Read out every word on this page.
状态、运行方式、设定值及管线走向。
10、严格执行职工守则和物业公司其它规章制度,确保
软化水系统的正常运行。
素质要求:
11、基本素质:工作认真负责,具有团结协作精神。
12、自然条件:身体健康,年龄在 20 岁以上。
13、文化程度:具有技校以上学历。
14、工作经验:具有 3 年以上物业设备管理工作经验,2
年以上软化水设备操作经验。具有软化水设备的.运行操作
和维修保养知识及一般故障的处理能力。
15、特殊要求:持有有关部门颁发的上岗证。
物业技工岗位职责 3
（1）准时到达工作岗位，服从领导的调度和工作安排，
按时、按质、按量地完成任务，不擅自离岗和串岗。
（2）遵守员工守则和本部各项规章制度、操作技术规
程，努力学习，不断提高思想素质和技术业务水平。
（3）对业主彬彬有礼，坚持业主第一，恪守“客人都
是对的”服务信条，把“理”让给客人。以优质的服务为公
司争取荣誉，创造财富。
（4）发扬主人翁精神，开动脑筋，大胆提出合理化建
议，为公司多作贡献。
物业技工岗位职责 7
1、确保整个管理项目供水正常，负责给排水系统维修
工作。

---+---

-- Exercise description --
Your task is to return the full listing exactly as it was given.

-- Solution below --
Read out every word on this page.
状态、运行方式、设定值及管线走向。
10、严格执行职工守则和物业公司其它规章制度,确保
软化水系统的正常运行。
素质要求:
11、基本素质:工作认真负责,具有团结协作精神。
12、自然条件:身体健康,年龄在 20 岁以上。
13、文化程度:具有技校以上学历。
14、工作经验:具有 3 年以上物业设备管理工作经验,2
年以上软化水设备操作经验。具有软化水设备的.运行操作
和维修保养知识及一般故障的处理能力。
15、特殊要求:持有有关部门颁发的上岗证。
物业技工岗位职责 3
（1）准时到达工作岗位，服从领导的调度和工作安排，
按时、按质、按量地完成任务，不擅自离岗和串岗。
（2）遵守员工守则和本部各项规章制度、操作技术规
程，努力学习，不断提高思想素质和技术业务水平。
（3）对业主彬彬有礼，坚持业主第一，恪守“客人都
是对的”服务信条，把“理”让给客人。以优质的服务为公
司争取荣誉，创造财富。
（4）发扬主人翁精神，开动脑筋，大胆提出合理化建
议，为公司多作贡献。
物业技工岗位职责 7
1、确保整个管理项目供水正常，负责给排水系统维修
工作。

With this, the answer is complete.